WORK INSTRUCTIONS: Please copy out the records below without any change, from their first line through the line containing "staticText: (vertical) (54, 14, 70, 19)".

INPUT RECORDS:
▼

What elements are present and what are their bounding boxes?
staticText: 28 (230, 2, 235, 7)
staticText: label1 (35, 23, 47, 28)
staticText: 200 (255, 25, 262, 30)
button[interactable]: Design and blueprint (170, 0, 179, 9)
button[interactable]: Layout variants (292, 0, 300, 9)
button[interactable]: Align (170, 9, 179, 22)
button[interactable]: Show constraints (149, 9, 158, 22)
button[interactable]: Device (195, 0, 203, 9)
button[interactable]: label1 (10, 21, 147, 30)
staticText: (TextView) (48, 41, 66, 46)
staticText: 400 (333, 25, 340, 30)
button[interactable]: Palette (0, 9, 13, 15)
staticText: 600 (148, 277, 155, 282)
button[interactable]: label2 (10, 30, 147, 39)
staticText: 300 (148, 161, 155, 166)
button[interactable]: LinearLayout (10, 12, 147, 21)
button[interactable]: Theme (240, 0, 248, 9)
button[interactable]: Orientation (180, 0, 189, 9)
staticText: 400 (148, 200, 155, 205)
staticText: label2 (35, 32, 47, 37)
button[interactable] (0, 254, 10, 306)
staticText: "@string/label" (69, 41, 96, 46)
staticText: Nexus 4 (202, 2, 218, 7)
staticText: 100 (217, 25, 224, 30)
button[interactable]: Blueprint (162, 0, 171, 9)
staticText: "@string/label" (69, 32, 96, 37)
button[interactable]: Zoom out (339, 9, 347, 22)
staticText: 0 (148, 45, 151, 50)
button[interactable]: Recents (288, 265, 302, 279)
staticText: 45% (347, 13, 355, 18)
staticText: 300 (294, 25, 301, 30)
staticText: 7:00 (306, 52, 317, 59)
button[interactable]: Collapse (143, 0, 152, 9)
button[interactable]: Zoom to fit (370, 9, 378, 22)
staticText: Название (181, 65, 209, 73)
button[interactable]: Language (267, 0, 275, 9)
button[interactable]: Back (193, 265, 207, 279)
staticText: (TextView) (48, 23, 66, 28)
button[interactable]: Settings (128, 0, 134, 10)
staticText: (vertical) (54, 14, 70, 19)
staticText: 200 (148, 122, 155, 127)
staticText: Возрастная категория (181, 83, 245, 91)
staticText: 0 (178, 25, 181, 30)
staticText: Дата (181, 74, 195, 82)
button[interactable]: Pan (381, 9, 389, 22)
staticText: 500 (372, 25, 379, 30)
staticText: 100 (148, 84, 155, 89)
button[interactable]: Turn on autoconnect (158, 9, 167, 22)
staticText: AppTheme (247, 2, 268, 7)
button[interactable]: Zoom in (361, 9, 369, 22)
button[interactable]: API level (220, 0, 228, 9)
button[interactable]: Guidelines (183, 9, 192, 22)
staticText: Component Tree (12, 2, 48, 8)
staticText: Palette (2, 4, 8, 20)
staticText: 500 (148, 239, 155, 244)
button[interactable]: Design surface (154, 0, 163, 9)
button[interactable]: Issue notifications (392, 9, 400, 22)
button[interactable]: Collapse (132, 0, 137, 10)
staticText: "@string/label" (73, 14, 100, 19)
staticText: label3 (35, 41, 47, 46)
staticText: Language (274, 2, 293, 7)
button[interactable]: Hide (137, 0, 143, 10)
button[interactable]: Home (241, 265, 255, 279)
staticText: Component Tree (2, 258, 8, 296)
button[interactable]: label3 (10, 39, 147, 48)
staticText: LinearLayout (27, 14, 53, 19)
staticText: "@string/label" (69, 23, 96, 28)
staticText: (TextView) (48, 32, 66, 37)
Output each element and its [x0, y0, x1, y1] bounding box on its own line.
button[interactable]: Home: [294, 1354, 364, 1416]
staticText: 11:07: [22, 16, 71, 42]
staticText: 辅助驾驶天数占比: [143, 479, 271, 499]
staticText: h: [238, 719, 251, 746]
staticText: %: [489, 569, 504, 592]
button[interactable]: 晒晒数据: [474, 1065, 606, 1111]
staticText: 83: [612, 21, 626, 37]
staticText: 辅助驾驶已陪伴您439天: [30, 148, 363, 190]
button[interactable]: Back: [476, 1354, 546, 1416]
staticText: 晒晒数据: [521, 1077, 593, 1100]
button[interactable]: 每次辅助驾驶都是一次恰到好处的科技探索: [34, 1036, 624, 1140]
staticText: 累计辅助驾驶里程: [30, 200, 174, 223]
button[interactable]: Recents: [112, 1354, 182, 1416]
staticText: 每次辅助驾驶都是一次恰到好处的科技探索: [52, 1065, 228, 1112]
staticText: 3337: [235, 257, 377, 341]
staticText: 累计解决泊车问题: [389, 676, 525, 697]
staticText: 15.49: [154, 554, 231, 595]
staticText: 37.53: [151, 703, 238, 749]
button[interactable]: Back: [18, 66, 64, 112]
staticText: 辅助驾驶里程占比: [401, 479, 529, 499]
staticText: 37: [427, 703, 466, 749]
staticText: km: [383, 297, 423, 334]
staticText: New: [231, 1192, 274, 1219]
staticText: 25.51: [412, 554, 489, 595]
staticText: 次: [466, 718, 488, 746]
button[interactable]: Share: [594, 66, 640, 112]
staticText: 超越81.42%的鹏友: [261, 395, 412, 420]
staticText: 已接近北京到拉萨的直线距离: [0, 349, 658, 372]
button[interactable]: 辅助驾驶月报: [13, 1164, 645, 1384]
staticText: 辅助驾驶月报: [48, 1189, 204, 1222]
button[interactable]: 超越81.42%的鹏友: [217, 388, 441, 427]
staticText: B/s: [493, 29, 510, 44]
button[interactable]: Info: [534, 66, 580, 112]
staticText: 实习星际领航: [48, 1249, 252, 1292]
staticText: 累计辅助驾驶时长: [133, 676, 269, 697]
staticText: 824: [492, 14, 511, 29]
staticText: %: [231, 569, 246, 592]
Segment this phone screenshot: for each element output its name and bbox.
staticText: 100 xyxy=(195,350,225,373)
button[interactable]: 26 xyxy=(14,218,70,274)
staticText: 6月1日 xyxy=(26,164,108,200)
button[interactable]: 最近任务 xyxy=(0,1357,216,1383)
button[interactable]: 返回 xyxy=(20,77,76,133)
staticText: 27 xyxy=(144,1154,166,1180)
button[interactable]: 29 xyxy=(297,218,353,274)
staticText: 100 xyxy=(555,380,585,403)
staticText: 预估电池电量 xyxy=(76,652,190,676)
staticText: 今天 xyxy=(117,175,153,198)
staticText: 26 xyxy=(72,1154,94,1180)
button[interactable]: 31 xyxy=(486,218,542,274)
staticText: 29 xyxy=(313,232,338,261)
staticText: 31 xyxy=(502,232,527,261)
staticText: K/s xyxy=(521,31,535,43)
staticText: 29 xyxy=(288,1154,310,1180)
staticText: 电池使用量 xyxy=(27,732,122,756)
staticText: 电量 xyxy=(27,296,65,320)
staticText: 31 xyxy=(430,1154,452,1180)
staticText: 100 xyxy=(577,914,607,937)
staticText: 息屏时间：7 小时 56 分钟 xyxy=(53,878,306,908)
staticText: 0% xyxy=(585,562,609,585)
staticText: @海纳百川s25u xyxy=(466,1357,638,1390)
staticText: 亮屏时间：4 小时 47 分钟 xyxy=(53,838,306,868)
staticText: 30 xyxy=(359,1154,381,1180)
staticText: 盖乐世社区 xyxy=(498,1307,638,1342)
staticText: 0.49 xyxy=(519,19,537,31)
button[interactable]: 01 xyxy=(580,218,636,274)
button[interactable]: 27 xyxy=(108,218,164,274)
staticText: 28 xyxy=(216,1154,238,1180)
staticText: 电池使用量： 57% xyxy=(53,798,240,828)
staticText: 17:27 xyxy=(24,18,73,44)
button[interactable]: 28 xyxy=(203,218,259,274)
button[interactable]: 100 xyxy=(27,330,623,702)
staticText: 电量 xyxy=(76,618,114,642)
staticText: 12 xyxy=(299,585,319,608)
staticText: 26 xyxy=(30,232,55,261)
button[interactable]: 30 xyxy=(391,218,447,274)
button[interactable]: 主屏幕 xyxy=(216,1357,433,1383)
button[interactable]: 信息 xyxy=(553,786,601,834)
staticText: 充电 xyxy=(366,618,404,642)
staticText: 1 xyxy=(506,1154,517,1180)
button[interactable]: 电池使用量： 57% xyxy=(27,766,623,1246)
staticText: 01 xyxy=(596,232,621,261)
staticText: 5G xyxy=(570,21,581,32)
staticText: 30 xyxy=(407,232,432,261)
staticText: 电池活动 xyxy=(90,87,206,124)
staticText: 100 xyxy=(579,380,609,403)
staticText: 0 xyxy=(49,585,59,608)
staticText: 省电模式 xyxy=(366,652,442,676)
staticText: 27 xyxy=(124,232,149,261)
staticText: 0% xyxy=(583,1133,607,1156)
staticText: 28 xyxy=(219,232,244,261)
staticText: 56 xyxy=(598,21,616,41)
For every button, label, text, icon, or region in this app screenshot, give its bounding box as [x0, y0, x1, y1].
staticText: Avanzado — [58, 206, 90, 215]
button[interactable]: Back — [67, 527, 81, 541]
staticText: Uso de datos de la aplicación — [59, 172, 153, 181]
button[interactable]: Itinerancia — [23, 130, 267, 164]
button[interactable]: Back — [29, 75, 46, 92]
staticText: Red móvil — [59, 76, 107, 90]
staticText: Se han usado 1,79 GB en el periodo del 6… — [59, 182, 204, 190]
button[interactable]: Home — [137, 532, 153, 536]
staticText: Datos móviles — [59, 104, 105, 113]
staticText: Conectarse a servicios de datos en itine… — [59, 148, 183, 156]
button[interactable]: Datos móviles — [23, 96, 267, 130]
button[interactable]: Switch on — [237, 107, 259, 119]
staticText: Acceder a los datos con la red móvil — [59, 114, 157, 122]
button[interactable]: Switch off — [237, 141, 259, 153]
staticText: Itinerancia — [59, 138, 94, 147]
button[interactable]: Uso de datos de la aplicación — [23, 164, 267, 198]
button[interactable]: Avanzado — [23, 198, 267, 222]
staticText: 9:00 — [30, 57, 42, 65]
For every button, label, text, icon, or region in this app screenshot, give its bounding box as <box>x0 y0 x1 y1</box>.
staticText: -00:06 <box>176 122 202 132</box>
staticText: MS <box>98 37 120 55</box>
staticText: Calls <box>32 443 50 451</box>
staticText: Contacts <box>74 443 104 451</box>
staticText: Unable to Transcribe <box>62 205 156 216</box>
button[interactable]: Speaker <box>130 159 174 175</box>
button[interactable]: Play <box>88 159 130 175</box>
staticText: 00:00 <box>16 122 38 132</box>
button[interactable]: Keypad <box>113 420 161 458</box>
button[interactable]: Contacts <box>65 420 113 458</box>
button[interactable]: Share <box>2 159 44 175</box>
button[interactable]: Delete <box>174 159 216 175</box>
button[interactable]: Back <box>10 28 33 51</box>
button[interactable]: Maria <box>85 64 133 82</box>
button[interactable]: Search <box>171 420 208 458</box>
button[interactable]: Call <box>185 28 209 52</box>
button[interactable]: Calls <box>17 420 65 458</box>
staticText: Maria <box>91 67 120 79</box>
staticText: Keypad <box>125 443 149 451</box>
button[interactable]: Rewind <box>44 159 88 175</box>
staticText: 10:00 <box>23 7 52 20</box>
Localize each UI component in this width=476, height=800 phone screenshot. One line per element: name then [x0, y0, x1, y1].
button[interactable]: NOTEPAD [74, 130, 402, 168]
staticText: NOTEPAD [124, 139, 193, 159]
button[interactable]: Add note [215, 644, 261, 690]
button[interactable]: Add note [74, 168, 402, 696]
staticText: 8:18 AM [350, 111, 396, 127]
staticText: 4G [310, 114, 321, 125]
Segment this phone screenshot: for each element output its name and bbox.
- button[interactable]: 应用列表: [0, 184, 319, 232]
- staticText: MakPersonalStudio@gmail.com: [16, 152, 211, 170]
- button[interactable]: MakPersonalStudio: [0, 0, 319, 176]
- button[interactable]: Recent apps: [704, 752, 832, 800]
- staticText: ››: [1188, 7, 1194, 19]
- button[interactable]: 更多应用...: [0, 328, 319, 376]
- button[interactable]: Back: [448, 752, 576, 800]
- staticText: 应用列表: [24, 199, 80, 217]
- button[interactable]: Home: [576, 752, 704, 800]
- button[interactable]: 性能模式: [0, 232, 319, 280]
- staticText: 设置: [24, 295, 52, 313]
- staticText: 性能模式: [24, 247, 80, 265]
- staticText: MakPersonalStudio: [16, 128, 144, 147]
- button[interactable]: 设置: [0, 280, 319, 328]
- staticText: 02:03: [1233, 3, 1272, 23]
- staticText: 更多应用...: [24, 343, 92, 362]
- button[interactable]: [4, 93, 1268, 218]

▲

OUTPUT BELOW:
What elements are present and what are their bounding boxes?
staticText: 28 (230, 2, 235, 7)
staticText: label1 (35, 23, 47, 28)
staticText: 200 (255, 25, 262, 30)
button[interactable]: Design and blueprint (170, 0, 179, 9)
button[interactable]: Layout variants (292, 0, 300, 9)
button[interactable]: Align (170, 9, 179, 22)
button[interactable]: Show constraints (149, 9, 158, 22)
button[interactable]: Device (195, 0, 203, 9)
button[interactable]: label1 (10, 21, 147, 30)
staticText: (TextView) (48, 41, 66, 46)
staticText: 400 (333, 25, 340, 30)
button[interactable]: Palette (0, 9, 13, 15)
staticText: 600 (148, 277, 155, 282)
button[interactable]: label2 (10, 30, 147, 39)
staticText: 300 (148, 161, 155, 166)
button[interactable]: LinearLayout (10, 12, 147, 21)
button[interactable]: Theme (240, 0, 248, 9)
button[interactable]: Orientation (180, 0, 189, 9)
staticText: 400 (148, 200, 155, 205)
staticText: label2 (35, 32, 47, 37)
button[interactable] (0, 254, 10, 306)
staticText: "@string/label" (69, 41, 96, 46)
staticText: Nexus 4 (202, 2, 218, 7)
staticText: 100 (217, 25, 224, 30)
button[interactable]: Blueprint (162, 0, 171, 9)
staticText: "@string/label" (69, 32, 96, 37)
button[interactable]: Zoom out (339, 9, 347, 22)
staticText: 0 (148, 45, 151, 50)
button[interactable]: Recents (288, 265, 302, 279)
staticText: 45% (347, 13, 355, 18)
staticText: 300 (294, 25, 301, 30)
staticText: 7:00 (306, 52, 317, 59)
button[interactable]: Collapse (143, 0, 152, 9)
button[interactable]: Zoom to fit (370, 9, 378, 22)
staticText: Название (181, 65, 209, 73)
button[interactable]: Language (267, 0, 275, 9)
button[interactable]: Back (193, 265, 207, 279)
staticText: (TextView) (48, 23, 66, 28)
button[interactable]: Settings (128, 0, 134, 10)
staticText: (vertical) (54, 14, 70, 19)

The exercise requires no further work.